• The task
Reproduce the listing below word for word, keeping every line in its original order.

• Exercise materials
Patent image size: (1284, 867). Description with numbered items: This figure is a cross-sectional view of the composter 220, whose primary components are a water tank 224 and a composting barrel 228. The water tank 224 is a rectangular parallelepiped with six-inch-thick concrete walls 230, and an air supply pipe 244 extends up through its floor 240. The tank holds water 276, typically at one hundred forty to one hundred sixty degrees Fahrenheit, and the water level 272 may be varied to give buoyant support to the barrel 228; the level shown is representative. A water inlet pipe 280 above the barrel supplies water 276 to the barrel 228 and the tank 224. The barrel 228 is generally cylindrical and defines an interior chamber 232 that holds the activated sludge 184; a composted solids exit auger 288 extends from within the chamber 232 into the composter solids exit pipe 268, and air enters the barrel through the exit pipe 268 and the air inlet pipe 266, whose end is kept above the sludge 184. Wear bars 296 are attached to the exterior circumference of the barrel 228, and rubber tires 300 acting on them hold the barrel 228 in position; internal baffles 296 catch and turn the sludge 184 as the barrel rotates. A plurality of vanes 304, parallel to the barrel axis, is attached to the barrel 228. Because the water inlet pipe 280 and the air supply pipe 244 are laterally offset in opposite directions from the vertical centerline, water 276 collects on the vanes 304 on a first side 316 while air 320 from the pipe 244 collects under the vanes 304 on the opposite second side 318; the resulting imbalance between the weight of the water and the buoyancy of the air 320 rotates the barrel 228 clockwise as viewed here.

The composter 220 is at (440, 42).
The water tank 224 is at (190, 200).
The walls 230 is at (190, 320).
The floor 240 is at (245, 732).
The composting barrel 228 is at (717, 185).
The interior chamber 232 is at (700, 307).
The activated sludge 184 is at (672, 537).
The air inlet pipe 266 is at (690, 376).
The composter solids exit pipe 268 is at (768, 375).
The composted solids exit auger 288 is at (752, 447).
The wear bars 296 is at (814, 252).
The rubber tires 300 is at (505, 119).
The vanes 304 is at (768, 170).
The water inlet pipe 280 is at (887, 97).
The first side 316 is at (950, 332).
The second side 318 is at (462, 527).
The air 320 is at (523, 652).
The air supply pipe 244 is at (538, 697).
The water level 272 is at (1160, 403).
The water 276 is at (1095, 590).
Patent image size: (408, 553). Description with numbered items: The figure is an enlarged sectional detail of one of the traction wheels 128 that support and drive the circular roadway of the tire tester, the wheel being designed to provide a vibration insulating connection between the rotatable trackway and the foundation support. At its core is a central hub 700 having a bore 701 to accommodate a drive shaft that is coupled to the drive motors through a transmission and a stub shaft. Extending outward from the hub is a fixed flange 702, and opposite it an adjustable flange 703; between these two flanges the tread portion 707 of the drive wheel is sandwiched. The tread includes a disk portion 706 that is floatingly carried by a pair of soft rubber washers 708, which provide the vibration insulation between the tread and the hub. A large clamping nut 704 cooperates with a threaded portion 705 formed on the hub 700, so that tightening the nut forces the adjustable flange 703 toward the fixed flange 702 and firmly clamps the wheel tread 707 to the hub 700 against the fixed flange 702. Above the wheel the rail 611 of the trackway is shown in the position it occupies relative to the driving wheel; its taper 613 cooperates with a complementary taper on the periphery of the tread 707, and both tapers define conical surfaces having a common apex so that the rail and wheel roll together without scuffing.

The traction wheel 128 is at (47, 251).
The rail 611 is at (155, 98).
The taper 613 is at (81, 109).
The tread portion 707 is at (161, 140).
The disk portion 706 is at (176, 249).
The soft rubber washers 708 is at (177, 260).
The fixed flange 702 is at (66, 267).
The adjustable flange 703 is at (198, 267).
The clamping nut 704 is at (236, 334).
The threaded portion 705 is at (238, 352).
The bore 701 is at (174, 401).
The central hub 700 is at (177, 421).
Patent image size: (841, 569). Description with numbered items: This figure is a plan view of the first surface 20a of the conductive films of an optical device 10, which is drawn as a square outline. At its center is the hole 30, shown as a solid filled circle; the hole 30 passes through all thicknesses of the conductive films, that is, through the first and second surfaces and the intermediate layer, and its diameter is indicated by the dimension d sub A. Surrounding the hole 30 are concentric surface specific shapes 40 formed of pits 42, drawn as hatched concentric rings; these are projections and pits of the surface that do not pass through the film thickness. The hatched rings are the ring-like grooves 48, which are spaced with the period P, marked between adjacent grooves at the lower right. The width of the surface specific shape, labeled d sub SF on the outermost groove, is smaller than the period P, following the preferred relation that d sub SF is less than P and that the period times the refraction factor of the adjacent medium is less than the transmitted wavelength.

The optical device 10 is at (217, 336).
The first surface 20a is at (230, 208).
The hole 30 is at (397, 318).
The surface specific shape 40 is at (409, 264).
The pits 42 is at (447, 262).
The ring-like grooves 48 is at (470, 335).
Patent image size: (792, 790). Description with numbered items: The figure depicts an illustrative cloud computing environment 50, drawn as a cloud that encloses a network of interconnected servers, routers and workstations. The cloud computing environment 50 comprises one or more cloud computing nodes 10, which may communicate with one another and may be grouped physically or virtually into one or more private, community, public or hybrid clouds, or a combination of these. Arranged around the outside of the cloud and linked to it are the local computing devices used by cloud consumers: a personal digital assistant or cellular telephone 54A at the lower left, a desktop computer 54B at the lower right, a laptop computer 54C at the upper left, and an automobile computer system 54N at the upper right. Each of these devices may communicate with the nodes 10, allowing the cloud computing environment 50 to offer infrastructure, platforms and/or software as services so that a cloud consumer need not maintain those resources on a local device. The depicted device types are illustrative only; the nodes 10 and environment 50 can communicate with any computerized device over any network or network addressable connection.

• Complete output
Patent image size: (1284, 867). Description with numbered items: This figure is a cross-sectional view of the composter 220, whose primary components are a water tank 224 and a composting barrel 228. The water tank 224 is a rectangular parallelepiped with six-inch-thick concrete walls 230, and an air supply pipe 244 extends up through its floor 240. The tank holds water 276, typically at one hundred forty to one hundred sixty degrees Fahrenheit, and the water level 272 may be varied to give buoyant support to the barrel 228; the level shown is representative. A water inlet pipe 280 above the barrel supplies water 276 to the barrel 228 and the tank 224. The barrel 228 is generally cylindrical and defines an interior chamber 232 that holds the activated sludge 184; a composted solids exit auger 288 extends from within the chamber 232 into the composter solids exit pipe 268, and air enters the barrel through the exit pipe 268 and the air inlet pipe 266, whose end is kept above the sludge 184. Wear bars 296 are attached to the exterior circumference of the barrel 228, and rubber tires 300 acting on them hold the barrel 228 in position; internal baffles 296 catch and turn the sludge 184 as the barrel rotates. A plurality of vanes 304, parallel to the barrel axis, is attached to the barrel 228. Because the water inlet pipe 280 and the air supply pipe 244 are laterally offset in opposite directions from the vertical centerline, water 276 collects on the vanes 304 on a first side 316 while air 320 from the pipe 244 collects under the vanes 304 on the opposite second side 318; the resulting imbalance between the weight of the water and the buoyancy of the air 320 rotates the barrel 228 clockwise as viewed here.

The composter 220 is at (440, 42).
The water tank 224 is at (190, 200).
The walls 230 is at (190, 320).
The floor 240 is at (245, 732).
The composting barrel 228 is at (717, 185).
The interior chamber 232 is at (700, 307).
The activated sludge 184 is at (672, 537).
The air inlet pipe 266 is at (690, 376).
The composter solids exit pipe 268 is at (768, 375).
The composted solids exit auger 288 is at (752, 447).
The wear bars 296 is at (814, 252).
The rubber tires 300 is at (505, 119).
The vanes 304 is at (768, 170).
The water inlet pipe 280 is at (887, 97).
The first side 316 is at (950, 332).
The second side 318 is at (462, 527).
The air 320 is at (523, 652).
The air supply pipe 244 is at (538, 697).
The water level 272 is at (1160, 403).
The water 276 is at (1095, 590).
Patent image size: (408, 553). Description with numbered items: The figure is an enlarged sectional detail of one of the traction wheels 128 that support and drive the circular roadway of the tire tester, the wheel being designed to provide a vibration insulating connection between the rotatable trackway and the foundation support. At its core is a central hub 700 having a bore 701 to accommodate a drive shaft that is coupled to the drive motors through a transmission and a stub shaft. Extending outward from the hub is a fixed flange 702, and opposite it an adjustable flange 703; between these two flanges the tread portion 707 of the drive wheel is sandwiched. The tread includes a disk portion 706 that is floatingly carried by a pair of soft rubber washers 708, which provide the vibration insulation between the tread and the hub. A large clamping nut 704 cooperates with a threaded portion 705 formed on the hub 700, so that tightening the nut forces the adjustable flange 703 toward the fixed flange 702 and firmly clamps the wheel tread 707 to the hub 700 against the fixed flange 702. Above the wheel the rail 611 of the trackway is shown in the position it occupies relative to the driving wheel; its taper 613 cooperates with a complementary taper on the periphery of the tread 707, and both tapers define conical surfaces having a common apex so that the rail and wheel roll together without scuffing.

The traction wheel 128 is at (47, 251).
The rail 611 is at (155, 98).
The taper 613 is at (81, 109).
The tread portion 707 is at (161, 140).
The disk portion 706 is at (176, 249).
The soft rubber washers 708 is at (177, 260).
The fixed flange 702 is at (66, 267).
The adjustable flange 703 is at (198, 267).
The clamping nut 704 is at (236, 334).
The threaded portion 705 is at (238, 352).
The bore 701 is at (174, 401).
The central hub 700 is at (177, 421).
Patent image size: (841, 569). Description with numbered items: This figure is a plan view of the first surface 20a of the conductive films of an optical device 10, which is drawn as a square outline. At its center is the hole 30, shown as a solid filled circle; the hole 30 passes through all thicknesses of the conductive films, that is, through the first and second surfaces and the intermediate layer, and its diameter is indicated by the dimension d sub A. Surrounding the hole 30 are concentric surface specific shapes 40 formed of pits 42, drawn as hatched concentric rings; these are projections and pits of the surface that do not pass through the film thickness. The hatched rings are the ring-like grooves 48, which are spaced with the period P, marked between adjacent grooves at the lower right. The width of the surface specific shape, labeled d sub SF on the outermost groove, is smaller than the period P, following the preferred relation that d sub SF is less than P and that the period times the refraction factor of the adjacent medium is less than the transmitted wavelength.

The optical device 10 is at (217, 336).
The first surface 20a is at (230, 208).
The hole 30 is at (397, 318).
The surface specific shape 40 is at (409, 264).
The pits 42 is at (447, 262).
The ring-like grooves 48 is at (470, 335).
Patent image size: (792, 790). Description with numbered items: The figure depicts an illustrative cloud computing environment 50, drawn as a cloud that encloses a network of interconnected servers, routers and workstations. The cloud computing environment 50 comprises one or more cloud computing nodes 10, which may communicate with one another and may be grouped physically or virtually into one or more private, community, public or hybrid clouds, or a combination of these. Arranged around the outside of the cloud and linked to it are the local computing devices used by cloud consumers: a personal digital assistant or cellular telephone 54A at the lower left, a desktop computer 54B at the lower right, a laptop computer 54C at the upper left, and an automobile computer system 54N at the upper right. Each of these devices may communicate with the nodes 10, allowing the cloud computing environment 50 to offer infrastructure, platforms and/or software as services so that a cloud consumer need not maintain those resources on a local device. The depicted device types are illustrative only; the nodes 10 and environment 50 can communicate with any computerized device over any network or network addressable connection.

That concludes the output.